>> BEGIN RECORDS FOR THIS TASK

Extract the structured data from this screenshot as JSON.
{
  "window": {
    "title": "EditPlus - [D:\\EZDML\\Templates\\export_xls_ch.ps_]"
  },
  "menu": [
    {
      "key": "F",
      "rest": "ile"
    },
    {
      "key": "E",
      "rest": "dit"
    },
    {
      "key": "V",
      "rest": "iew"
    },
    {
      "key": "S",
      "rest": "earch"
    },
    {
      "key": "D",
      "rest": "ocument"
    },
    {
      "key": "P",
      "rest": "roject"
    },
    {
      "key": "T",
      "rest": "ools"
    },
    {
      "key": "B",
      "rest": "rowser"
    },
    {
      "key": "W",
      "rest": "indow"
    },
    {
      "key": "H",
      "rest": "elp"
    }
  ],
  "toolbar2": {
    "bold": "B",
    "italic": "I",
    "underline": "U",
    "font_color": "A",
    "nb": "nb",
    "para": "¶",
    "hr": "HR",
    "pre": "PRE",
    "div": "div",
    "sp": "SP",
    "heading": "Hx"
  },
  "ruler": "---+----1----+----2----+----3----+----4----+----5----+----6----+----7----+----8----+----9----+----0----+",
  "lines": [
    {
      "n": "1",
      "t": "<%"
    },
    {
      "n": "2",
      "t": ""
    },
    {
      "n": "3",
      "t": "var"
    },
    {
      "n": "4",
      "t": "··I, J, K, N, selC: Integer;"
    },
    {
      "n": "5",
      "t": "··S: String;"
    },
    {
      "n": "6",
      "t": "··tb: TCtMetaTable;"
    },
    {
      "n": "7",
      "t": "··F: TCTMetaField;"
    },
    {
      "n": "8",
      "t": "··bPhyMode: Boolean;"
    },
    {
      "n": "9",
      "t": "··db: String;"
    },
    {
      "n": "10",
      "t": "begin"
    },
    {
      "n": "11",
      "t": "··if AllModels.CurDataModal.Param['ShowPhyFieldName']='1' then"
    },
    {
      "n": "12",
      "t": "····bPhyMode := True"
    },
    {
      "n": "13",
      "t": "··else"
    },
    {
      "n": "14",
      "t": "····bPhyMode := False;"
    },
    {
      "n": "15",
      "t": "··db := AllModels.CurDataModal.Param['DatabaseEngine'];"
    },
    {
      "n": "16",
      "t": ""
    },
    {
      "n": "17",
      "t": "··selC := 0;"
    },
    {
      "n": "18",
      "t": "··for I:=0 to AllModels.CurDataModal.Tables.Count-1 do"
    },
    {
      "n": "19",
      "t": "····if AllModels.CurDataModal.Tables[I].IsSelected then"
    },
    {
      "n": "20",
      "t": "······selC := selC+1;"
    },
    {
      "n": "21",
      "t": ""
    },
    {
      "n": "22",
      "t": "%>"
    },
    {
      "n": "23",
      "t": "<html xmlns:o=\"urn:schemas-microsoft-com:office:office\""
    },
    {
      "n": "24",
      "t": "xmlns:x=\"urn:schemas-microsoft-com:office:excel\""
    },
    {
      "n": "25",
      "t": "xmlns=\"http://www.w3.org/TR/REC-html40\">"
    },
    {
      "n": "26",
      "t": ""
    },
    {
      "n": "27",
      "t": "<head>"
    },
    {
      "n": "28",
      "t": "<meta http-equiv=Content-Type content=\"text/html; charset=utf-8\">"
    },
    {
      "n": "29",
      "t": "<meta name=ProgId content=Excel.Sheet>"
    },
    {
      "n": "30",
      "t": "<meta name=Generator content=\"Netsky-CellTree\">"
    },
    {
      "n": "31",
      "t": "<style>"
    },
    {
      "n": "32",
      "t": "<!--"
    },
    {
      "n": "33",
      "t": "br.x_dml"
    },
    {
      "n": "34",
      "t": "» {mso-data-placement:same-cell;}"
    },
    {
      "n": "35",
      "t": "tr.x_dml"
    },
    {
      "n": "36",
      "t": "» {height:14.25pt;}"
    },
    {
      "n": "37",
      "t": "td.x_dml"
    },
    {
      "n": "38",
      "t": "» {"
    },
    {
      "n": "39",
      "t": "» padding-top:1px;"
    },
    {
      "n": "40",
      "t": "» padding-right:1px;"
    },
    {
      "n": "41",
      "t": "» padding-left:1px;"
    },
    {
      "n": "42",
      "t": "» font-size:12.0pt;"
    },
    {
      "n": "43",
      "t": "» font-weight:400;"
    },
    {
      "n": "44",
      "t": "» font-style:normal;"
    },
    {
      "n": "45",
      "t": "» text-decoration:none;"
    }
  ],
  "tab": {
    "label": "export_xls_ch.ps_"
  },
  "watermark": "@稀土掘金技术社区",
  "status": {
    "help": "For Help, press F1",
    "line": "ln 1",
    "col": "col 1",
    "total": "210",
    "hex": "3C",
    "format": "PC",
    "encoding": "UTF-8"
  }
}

>> END RECORDS FOR THIS TASK

WHAT THE TASK REQUIRES
Set out every line from the material that contains the string "then".

TASK OUTPUT
      "t": "··if AllModels.CurDataModal.Param['ShowPhyFieldName']='1' then"
      "t": "····if AllModels.CurDataModal.Tables[I].IsSelected then"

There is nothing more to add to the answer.